--- DATA SUPPLIED ---
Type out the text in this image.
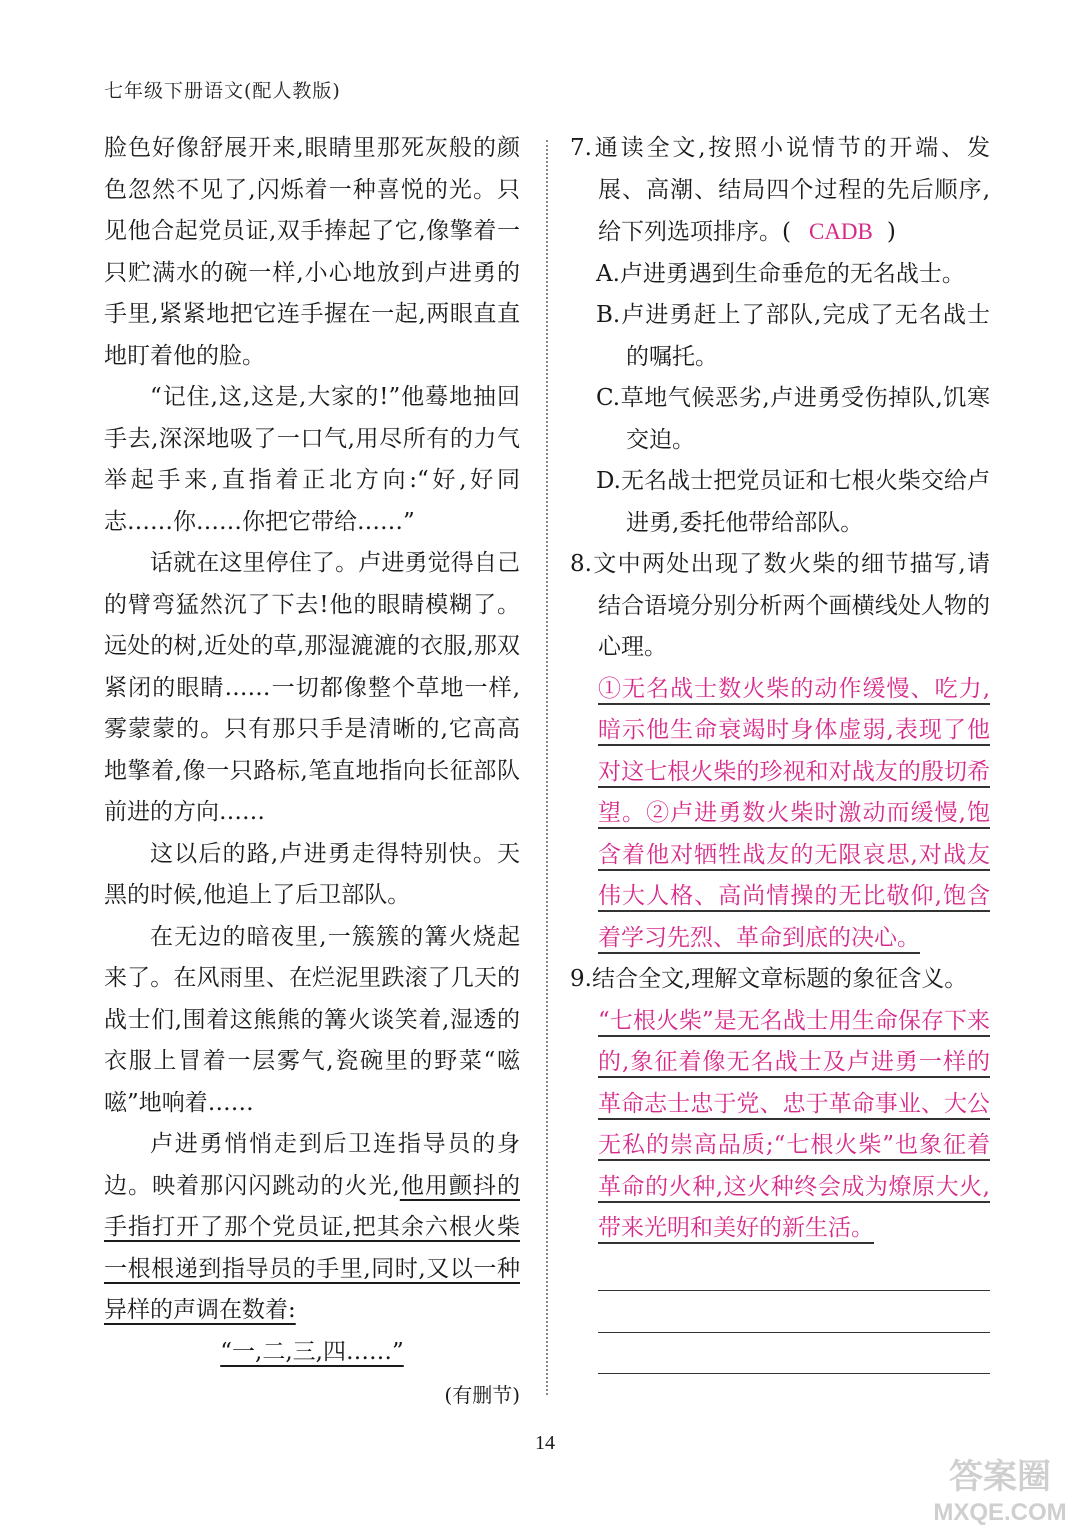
七年级下册语文(配人教版)

脸色好像舒展开来,眼睛里那死灰般的颜色忽然不见了,闪烁着一种喜悦的光。只见他合起党员证,双手捧起了它,像擎着一只贮满水的碗一样,小心地放到卢进勇的手里,紧紧地把它连手握在一起,两眼直直地盯着他的脸。

“记住,这,这是,大家的!”他蓦地抽回手去,深深地吸了一口气,用尽所有的力气举起手来,直指着正北方向:“好,好同志……你……你把它带给……”

话就在这里停住了。卢进勇觉得自己的臂弯猛然沉了下去!他的眼睛模糊了。远处的树,近处的草,那湿漉漉的衣服,那双紧闭的眼睛……一切都像整个草地一样,雾蒙蒙的。只有那只手是清晰的,它高高地擎着,像一只路标,笔直地指向长征部队前进的方向……

这以后的路,卢进勇走得特别快。天黑的时候,他追上了后卫部队。

在无边的暗夜里,一簇簇的篝火烧起来了。在风雨里、在烂泥里跌滚了几天的战士们,围着这熊熊的篝火谈笑着,湿透的衣服上冒着一层雾气,瓷碗里的野菜“嗞嗞”地响着……

卢进勇悄悄走到后卫连指导员的身边。映着那闪闪跳动的火光,他用颤抖的手指打开了那个党员证,把其余六根火柴一根根递到指导员的手里,同时,又以一种异样的声调在数着:

“一,二,三,四……”

(有删节)

7.通读全文,按照小说情节的开端、发展、高潮、结局四个过程的先后顺序,给下列选项排序。( CADB )

A.卢进勇遇到生命垂危的无名战士。

B.卢进勇赶上了部队,完成了无名战士的嘱托。

C.草地气候恶劣,卢进勇受伤掉队,饥寒交迫。

D.无名战士把党员证和七根火柴交给卢进勇,委托他带给部队。

8.文中两处出现了数火柴的细节描写,请结合语境分别分析两个画横线处人物的心理。

①无名战士数火柴的动作缓慢、吃力,暗示他生命衰竭时身体虚弱,表现了他对这七根火柴的珍视和对战友的殷切希望。②卢进勇数火柴时激动而缓慢,饱含着他对牺牲战友的无限哀思,对战友伟大人格、高尚情操的无比敬仰,饱含着学习先烈、革命到底的决心。

9.结合全文,理解文章标题的象征含义。

“七根火柴”是无名战士用生命保存下来的,象征着像无名战士及卢进勇一样的革命志士忠于党、忠于革命事业、大公无私的崇高品质;“七根火柴”也象征着革命的火种,这火种终会成为燎原大火,带来光明和美好的新生活。

14
答案圈
MXQE.COM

--- WHAT THIS TASK INVOLVES ---
Copy out every line of the material above exactly, skipping the pictures.

--- TASK RESULT ---
Type out the text in this image.
七年级下册语文(配人教版)

脸色好像舒展开来,眼睛里那死灰般的颜色忽然不见了,闪烁着一种喜悦的光。只见他合起党员证,双手捧起了它,像擎着一只贮满水的碗一样,小心地放到卢进勇的手里,紧紧地把它连手握在一起,两眼直直地盯着他的脸。

“记住,这,这是,大家的!”他蓦地抽回手去,深深地吸了一口气,用尽所有的力气举起手来,直指着正北方向:“好,好同志……你……你把它带给……”

话就在这里停住了。卢进勇觉得自己的臂弯猛然沉了下去!他的眼睛模糊了。远处的树,近处的草,那湿漉漉的衣服,那双紧闭的眼睛……一切都像整个草地一样,雾蒙蒙的。只有那只手是清晰的,它高高地擎着,像一只路标,笔直地指向长征部队前进的方向……

这以后的路,卢进勇走得特别快。天黑的时候,他追上了后卫部队。

在无边的暗夜里,一簇簇的篝火烧起来了。在风雨里、在烂泥里跌滚了几天的战士们,围着这熊熊的篝火谈笑着,湿透的衣服上冒着一层雾气,瓷碗里的野菜“嗞嗞”地响着……

卢进勇悄悄走到后卫连指导员的身边。映着那闪闪跳动的火光,他用颤抖的手指打开了那个党员证,把其余六根火柴一根根递到指导员的手里,同时,又以一种异样的声调在数着:

“一,二,三,四……”

(有删节)

7.通读全文,按照小说情节的开端、发展、高潮、结局四个过程的先后顺序,给下列选项排序。( CADB )

A.卢进勇遇到生命垂危的无名战士。

B.卢进勇赶上了部队,完成了无名战士的嘱托。

C.草地气候恶劣,卢进勇受伤掉队,饥寒交迫。

D.无名战士把党员证和七根火柴交给卢进勇,委托他带给部队。

8.文中两处出现了数火柴的细节描写,请结合语境分别分析两个画横线处人物的心理。

①无名战士数火柴的动作缓慢、吃力,暗示他生命衰竭时身体虚弱,表现了他对这七根火柴的珍视和对战友的殷切希望。②卢进勇数火柴时激动而缓慢,饱含着他对牺牲战友的无限哀思,对战友伟大人格、高尚情操的无比敬仰,饱含着学习先烈、革命到底的决心。

9.结合全文,理解文章标题的象征含义。

“七根火柴”是无名战士用生命保存下来的,象征着像无名战士及卢进勇一样的革命志士忠于党、忠于革命事业、大公无私的崇高品质;“七根火柴”也象征着革命的火种,这火种终会成为燎原大火,带来光明和美好的新生活。

14
答案圈
MXQE.COM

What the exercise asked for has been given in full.